(Extracted records)
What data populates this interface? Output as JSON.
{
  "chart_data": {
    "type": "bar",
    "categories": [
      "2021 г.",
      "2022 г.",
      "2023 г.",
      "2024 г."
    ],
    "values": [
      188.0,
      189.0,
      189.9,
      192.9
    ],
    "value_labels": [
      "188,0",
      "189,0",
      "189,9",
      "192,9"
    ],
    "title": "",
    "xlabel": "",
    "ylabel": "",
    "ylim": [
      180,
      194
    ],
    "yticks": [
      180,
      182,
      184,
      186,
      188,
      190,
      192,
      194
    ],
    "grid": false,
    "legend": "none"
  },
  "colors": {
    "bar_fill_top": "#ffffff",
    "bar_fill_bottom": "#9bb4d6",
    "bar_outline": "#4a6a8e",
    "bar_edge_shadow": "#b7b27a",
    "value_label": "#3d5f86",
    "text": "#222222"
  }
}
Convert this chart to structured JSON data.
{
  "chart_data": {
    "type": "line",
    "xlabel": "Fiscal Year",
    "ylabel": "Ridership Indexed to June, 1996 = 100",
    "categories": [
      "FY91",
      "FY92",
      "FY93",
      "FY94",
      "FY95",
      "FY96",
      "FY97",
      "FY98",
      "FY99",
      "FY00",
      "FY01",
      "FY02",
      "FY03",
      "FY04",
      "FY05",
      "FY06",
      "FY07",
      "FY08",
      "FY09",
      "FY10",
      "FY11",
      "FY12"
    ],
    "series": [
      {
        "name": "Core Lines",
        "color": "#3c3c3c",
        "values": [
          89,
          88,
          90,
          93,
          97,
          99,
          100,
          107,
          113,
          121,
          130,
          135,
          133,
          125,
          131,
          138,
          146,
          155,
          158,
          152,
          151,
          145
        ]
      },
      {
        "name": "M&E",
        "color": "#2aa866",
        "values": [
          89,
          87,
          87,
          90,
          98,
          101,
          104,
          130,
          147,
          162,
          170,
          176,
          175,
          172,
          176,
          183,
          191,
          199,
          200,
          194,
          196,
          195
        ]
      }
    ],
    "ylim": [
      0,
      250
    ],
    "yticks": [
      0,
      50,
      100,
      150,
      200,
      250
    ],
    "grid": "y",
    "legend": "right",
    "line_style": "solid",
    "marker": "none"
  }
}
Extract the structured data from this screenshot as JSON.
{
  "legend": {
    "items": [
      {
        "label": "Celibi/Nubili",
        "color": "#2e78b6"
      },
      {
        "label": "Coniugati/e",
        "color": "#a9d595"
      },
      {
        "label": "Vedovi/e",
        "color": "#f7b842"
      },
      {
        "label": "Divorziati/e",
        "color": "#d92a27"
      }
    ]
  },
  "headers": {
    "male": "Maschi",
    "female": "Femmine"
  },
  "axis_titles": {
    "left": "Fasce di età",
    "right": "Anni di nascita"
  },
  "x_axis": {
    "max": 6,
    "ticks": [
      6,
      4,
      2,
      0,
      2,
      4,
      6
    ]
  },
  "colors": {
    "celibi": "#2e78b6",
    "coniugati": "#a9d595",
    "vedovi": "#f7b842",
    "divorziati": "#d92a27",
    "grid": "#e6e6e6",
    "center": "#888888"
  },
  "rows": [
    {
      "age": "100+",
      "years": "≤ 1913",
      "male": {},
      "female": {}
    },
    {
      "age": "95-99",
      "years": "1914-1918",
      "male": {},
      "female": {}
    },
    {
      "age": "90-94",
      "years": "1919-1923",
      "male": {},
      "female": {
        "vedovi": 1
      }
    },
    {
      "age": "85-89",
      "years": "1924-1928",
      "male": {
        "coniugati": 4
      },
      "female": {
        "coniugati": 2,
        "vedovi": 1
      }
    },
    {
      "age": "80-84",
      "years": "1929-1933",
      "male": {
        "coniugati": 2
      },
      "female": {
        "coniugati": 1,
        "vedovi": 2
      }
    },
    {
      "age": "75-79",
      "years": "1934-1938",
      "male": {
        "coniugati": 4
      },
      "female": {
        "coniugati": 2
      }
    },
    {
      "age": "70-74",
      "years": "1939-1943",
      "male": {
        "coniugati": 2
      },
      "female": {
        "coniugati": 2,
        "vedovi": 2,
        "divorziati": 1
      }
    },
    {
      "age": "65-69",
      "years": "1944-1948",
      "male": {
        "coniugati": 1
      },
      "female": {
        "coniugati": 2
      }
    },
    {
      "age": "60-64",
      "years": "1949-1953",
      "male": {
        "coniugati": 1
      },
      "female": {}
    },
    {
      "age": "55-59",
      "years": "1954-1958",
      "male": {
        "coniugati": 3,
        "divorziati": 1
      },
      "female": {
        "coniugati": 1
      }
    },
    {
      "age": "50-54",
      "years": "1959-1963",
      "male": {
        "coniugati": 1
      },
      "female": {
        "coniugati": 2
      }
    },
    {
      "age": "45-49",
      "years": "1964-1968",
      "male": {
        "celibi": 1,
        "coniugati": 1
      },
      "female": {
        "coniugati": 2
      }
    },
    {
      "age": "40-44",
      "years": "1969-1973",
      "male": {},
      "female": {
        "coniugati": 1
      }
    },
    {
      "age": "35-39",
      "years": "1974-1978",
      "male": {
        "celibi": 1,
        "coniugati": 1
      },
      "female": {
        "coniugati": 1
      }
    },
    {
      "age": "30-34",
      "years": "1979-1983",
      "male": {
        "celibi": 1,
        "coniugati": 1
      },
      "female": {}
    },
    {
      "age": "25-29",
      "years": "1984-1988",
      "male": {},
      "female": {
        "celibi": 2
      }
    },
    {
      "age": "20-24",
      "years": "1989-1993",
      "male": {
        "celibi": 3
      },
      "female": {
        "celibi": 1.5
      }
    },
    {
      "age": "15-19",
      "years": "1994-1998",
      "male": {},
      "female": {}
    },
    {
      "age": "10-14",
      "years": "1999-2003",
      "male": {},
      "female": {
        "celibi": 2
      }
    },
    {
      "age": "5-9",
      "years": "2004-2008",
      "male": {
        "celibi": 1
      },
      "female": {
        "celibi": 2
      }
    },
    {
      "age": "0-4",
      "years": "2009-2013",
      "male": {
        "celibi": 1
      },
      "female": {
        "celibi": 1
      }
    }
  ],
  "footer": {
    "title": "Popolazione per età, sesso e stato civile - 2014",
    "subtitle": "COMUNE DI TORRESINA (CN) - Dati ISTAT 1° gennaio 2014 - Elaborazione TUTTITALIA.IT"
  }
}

- Objective -
Write out every line from the records above, word for word.

- Problem solution -
What data populates this interface? Output as JSON.
{
  "chart_data": {
    "type": "bar",
    "categories": [
      "2021 г.",
      "2022 г.",
      "2023 г.",
      "2024 г."
    ],
    "values": [
      188.0,
      189.0,
      189.9,
      192.9
    ],
    "value_labels": [
      "188,0",
      "189,0",
      "189,9",
      "192,9"
    ],
    "title": "",
    "xlabel": "",
    "ylabel": "",
    "ylim": [
      180,
      194
    ],
    "yticks": [
      180,
      182,
      184,
      186,
      188,
      190,
      192,
      194
    ],
    "grid": false,
    "legend": "none"
  },
  "colors": {
    "bar_fill_top": "#ffffff",
    "bar_fill_bottom": "#9bb4d6",
    "bar_outline": "#4a6a8e",
    "bar_edge_shadow": "#b7b27a",
    "value_label": "#3d5f86",
    "text": "#222222"
  }
}
Convert this chart to structured JSON data.
{
  "chart_data": {
    "type": "line",
    "xlabel": "Fiscal Year",
    "ylabel": "Ridership Indexed to June, 1996 = 100",
    "categories": [
      "FY91",
      "FY92",
      "FY93",
      "FY94",
      "FY95",
      "FY96",
      "FY97",
      "FY98",
      "FY99",
      "FY00",
      "FY01",
      "FY02",
      "FY03",
      "FY04",
      "FY05",
      "FY06",
      "FY07",
      "FY08",
      "FY09",
      "FY10",
      "FY11",
      "FY12"
    ],
    "series": [
      {
        "name": "Core Lines",
        "color": "#3c3c3c",
        "values": [
          89,
          88,
          90,
          93,
          97,
          99,
          100,
          107,
          113,
          121,
          130,
          135,
          133,
          125,
          131,
          138,
          146,
          155,
          158,
          152,
          151,
          145
        ]
      },
      {
        "name": "M&E",
        "color": "#2aa866",
        "values": [
          89,
          87,
          87,
          90,
          98,
          101,
          104,
          130,
          147,
          162,
          170,
          176,
          175,
          172,
          176,
          183,
          191,
          199,
          200,
          194,
          196,
          195
        ]
      }
    ],
    "ylim": [
      0,
      250
    ],
    "yticks": [
      0,
      50,
      100,
      150,
      200,
      250
    ],
    "grid": "y",
    "legend": "right",
    "line_style": "solid",
    "marker": "none"
  }
}
Extract the structured data from this screenshot as JSON.
{
  "legend": {
    "items": [
      {
        "label": "Celibi/Nubili",
        "color": "#2e78b6"
      },
      {
        "label": "Coniugati/e",
        "color": "#a9d595"
      },
      {
        "label": "Vedovi/e",
        "color": "#f7b842"
      },
      {
        "label": "Divorziati/e",
        "color": "#d92a27"
      }
    ]
  },
  "headers": {
    "male": "Maschi",
    "female": "Femmine"
  },
  "axis_titles": {
    "left": "Fasce di età",
    "right": "Anni di nascita"
  },
  "x_axis": {
    "max": 6,
    "ticks": [
      6,
      4,
      2,
      0,
      2,
      4,
      6
    ]
  },
  "colors": {
    "celibi": "#2e78b6",
    "coniugati": "#a9d595",
    "vedovi": "#f7b842",
    "divorziati": "#d92a27",
    "grid": "#e6e6e6",
    "center": "#888888"
  },
  "rows": [
    {
      "age": "100+",
      "years": "≤ 1913",
      "male": {},
      "female": {}
    },
    {
      "age": "95-99",
      "years": "1914-1918",
      "male": {},
      "female": {}
    },
    {
      "age": "90-94",
      "years": "1919-1923",
      "male": {},
      "female": {
        "vedovi": 1
      }
    },
    {
      "age": "85-89",
      "years": "1924-1928",
      "male": {
        "coniugati": 4
      },
      "female": {
        "coniugati": 2,
        "vedovi": 1
      }
    },
    {
      "age": "80-84",
      "years": "1929-1933",
      "male": {
        "coniugati": 2
      },
      "female": {
        "coniugati": 1,
        "vedovi": 2
      }
    },
    {
      "age": "75-79",
      "years": "1934-1938",
      "male": {
        "coniugati": 4
      },
      "female": {
        "coniugati": 2
      }
    },
    {
      "age": "70-74",
      "years": "1939-1943",
      "male": {
        "coniugati": 2
      },
      "female": {
        "coniugati": 2,
        "vedovi": 2,
        "divorziati": 1
      }
    },
    {
      "age": "65-69",
      "years": "1944-1948",
      "male": {
        "coniugati": 1
      },
      "female": {
        "coniugati": 2
      }
    },
    {
      "age": "60-64",
      "years": "1949-1953",
      "male": {
        "coniugati": 1
      },
      "female": {}
    },
    {
      "age": "55-59",
      "years": "1954-1958",
      "male": {
        "coniugati": 3,
        "divorziati": 1
      },
      "female": {
        "coniugati": 1
      }
    },
    {
      "age": "50-54",
      "years": "1959-1963",
      "male": {
        "coniugati": 1
      },
      "female": {
        "coniugati": 2
      }
    },
    {
      "age": "45-49",
      "years": "1964-1968",
      "male": {
        "celibi": 1,
        "coniugati": 1
      },
      "female": {
        "coniugati": 2
      }
    },
    {
      "age": "40-44",
      "years": "1969-1973",
      "male": {},
      "female": {
        "coniugati": 1
      }
    },
    {
      "age": "35-39",
      "years": "1974-1978",
      "male": {
        "celibi": 1,
        "coniugati": 1
      },
      "female": {
        "coniugati": 1
      }
    },
    {
      "age": "30-34",
      "years": "1979-1983",
      "male": {
        "celibi": 1,
        "coniugati": 1
      },
      "female": {}
    },
    {
      "age": "25-29",
      "years": "1984-1988",
      "male": {},
      "female": {
        "celibi": 2
      }
    },
    {
      "age": "20-24",
      "years": "1989-1993",
      "male": {
        "celibi": 3
      },
      "female": {
        "celibi": 1.5
      }
    },
    {
      "age": "15-19",
      "years": "1994-1998",
      "male": {},
      "female": {}
    },
    {
      "age": "10-14",
      "years": "1999-2003",
      "male": {},
      "female": {
        "celibi": 2
      }
    },
    {
      "age": "5-9",
      "years": "2004-2008",
      "male": {
        "celibi": 1
      },
      "female": {
        "celibi": 2
      }
    },
    {
      "age": "0-4",
      "years": "2009-2013",
      "male": {
        "celibi": 1
      },
      "female": {
        "celibi": 1
      }
    }
  ],
  "footer": {
    "title": "Popolazione per età, sesso e stato civile - 2014",
    "subtitle": "COMUNE DI TORRESINA (CN) - Dati ISTAT 1° gennaio 2014 - Elaborazione TUTTITALIA.IT"
  }
}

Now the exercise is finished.